■ **Text block**
____________

In the long run that may still happen, there definitely is shift happening.

------
bretthoerner
I posted this there, but I feel more people prefer to read comments here.

\---

First, I love both Python and Clojure, and completely agree that Clojure is
more functional and aimed towards concurrency (this was its goal, after all).
But I feel like you're doing Python wrong here.

> I think this should make a Pythonist a little jealous

No, I think you misunderstood the whitespace rules for Python. First, it isn't
set to "4 spaces", it just has to be uniform. You could use 8 tabs if you
wanted, or 2 spaces, or 7 spaces. Also, inside of data structures, strings,
function calls, etc you can go whitespace crazy. This is valid Python:

    
    
        users = (# name ,      id,    age,     phone
                 ("Frank",     200,    22,     "555-1234"),
                 ("Johnathan", 201,    24,     "555-3213"),
                 ("Peter ",    202,   101,     "555-2312"))
    

> The last print statement outputs "10" which is surprising to me, since y has
> never been declared in that given scope.

But it _wasn't_ declared in that scope, there is no scope for 'if'. It may not
be what you're used to but you can't blame Python for your assumption of what
should have it's own scope or not.

> To resolve it you have to manually call 'del y'

What do you mean to resolve it? Why are you deleting the reference at all? You
very rarely see 'del' in real Python code.

> but I can't count the number of C app's that have suffered from memory-leaks
> and what not, based on the lack of automated garbage collection

What does that have to do with Python? It is reference counted, those values
will be deleted when they go out of all scopes, just like in Clojure.

____________

■ **Given data**
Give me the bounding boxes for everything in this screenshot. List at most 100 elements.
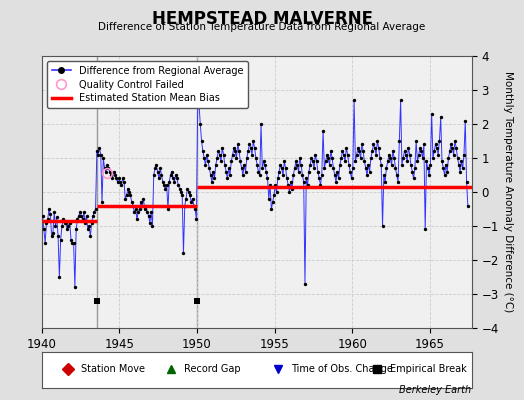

____________

■ **What to work on**
Copy out the part of the forum text that begins at the words "In the long" and ends after the words "goal, after all).". Work from the forum text alone.

■ **Solution to the exercise**
In the long run that may still happen, there definitely is shift happening.

------
bretthoerner
I posted this there, but I feel more people prefer to read comments here.

\---

First, I love both Python and Clojure, and completely agree that Clojure is
more functional and aimed towards concurrency (this was its goal, after all).